### Brief
Select from the records below every line that has the word "litres" in it.

### Data provided
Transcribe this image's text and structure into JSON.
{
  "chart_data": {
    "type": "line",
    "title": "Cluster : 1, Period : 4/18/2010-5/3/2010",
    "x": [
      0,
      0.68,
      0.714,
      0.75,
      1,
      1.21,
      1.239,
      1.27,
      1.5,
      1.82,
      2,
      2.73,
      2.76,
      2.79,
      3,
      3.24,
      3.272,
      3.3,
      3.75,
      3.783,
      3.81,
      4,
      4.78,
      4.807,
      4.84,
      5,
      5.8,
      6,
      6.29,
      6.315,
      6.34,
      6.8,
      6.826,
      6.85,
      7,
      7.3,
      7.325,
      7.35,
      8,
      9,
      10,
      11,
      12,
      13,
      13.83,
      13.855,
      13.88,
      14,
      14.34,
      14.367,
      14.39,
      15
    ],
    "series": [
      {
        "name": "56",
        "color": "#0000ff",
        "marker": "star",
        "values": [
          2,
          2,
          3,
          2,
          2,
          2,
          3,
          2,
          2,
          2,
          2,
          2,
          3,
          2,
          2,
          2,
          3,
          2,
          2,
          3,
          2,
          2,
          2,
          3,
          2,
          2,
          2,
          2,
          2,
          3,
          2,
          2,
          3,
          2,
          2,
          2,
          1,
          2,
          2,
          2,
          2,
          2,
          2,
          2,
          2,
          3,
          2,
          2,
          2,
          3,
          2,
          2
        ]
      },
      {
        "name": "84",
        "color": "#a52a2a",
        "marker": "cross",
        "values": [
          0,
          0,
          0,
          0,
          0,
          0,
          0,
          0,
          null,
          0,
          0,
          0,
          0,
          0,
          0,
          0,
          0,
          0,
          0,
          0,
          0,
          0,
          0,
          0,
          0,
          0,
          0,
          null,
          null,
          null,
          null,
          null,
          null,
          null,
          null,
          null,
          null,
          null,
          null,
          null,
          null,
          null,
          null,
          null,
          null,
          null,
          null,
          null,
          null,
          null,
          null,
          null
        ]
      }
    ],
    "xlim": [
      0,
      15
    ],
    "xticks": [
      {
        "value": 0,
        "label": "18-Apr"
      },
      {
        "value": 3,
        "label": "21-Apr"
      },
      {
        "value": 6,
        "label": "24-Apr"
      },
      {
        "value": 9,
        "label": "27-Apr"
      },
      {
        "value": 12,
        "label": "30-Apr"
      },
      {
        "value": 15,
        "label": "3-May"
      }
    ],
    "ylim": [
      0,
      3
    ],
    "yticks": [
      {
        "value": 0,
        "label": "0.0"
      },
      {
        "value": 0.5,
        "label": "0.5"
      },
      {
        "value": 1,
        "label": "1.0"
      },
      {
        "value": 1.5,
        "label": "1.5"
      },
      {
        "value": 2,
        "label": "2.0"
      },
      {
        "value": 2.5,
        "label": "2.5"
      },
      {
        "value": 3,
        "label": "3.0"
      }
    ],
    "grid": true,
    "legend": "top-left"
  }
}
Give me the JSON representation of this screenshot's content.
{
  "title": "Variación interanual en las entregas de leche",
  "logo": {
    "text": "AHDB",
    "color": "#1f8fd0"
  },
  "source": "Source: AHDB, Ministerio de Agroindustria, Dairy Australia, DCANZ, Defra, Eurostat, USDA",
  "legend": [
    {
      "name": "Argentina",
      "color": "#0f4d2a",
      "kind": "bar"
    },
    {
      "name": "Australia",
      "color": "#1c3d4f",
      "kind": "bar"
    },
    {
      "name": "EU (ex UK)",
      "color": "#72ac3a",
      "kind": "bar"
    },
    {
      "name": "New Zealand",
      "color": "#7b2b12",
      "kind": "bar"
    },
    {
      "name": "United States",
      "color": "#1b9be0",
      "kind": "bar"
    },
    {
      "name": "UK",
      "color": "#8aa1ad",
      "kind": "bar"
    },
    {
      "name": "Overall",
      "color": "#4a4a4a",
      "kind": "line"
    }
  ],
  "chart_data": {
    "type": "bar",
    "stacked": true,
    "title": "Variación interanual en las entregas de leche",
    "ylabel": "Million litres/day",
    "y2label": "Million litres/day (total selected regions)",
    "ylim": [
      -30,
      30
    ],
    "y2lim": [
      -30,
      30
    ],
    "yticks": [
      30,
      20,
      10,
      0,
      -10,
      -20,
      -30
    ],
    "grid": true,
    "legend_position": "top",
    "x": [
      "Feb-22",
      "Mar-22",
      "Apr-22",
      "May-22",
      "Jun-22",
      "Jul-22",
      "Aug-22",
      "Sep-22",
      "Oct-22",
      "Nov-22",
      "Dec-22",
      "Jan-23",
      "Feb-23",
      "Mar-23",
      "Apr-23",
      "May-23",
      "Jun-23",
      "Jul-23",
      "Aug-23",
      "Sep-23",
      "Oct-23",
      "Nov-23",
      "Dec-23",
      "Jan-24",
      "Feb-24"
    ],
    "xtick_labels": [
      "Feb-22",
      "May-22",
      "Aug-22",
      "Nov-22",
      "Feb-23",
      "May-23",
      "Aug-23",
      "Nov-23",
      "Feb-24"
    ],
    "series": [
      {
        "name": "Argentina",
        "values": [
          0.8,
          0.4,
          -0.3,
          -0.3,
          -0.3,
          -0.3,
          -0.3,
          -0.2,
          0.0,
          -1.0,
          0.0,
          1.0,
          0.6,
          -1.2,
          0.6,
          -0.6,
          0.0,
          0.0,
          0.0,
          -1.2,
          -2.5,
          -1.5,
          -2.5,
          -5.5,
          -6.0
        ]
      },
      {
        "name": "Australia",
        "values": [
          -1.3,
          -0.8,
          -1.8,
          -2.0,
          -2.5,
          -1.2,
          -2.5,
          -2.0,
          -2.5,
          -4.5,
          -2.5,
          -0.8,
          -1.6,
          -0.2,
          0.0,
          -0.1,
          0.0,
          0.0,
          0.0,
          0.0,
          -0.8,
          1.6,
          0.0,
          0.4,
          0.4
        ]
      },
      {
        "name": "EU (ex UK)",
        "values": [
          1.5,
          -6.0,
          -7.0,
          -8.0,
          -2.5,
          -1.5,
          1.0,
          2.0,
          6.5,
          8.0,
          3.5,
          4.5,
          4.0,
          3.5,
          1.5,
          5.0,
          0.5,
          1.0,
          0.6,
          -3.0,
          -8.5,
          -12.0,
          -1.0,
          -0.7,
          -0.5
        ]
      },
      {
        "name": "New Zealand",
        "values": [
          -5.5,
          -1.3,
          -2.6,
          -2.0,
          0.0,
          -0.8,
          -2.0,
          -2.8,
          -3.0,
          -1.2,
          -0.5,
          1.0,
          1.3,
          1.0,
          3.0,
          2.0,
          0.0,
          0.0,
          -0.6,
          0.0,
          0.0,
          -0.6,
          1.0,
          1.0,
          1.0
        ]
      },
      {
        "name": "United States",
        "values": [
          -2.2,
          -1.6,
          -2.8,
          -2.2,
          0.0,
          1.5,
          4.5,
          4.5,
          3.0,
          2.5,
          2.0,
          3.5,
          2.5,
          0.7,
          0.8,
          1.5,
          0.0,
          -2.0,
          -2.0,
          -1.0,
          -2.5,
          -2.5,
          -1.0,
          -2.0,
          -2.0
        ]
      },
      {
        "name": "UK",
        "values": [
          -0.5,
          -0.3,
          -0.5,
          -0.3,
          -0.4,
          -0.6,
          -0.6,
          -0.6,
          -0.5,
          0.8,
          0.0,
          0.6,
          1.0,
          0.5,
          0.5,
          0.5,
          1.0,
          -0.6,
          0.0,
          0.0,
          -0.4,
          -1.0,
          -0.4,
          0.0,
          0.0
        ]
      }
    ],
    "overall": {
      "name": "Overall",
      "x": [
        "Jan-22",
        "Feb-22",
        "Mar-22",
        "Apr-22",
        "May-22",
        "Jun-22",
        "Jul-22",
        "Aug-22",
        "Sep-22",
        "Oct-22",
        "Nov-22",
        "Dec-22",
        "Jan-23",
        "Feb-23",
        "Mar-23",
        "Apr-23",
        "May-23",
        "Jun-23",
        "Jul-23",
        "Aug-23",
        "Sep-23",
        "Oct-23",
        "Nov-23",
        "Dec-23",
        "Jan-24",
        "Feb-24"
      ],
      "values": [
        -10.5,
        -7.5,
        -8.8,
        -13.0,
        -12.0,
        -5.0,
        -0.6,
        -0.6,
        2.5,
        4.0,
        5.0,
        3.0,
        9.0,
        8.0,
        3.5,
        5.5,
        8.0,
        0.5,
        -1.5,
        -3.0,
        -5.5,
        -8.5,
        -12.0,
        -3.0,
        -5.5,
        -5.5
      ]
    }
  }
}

### Task output
    "ylabel": "Million litres/day",
    "y2label": "Million litres/day (total selected regions)",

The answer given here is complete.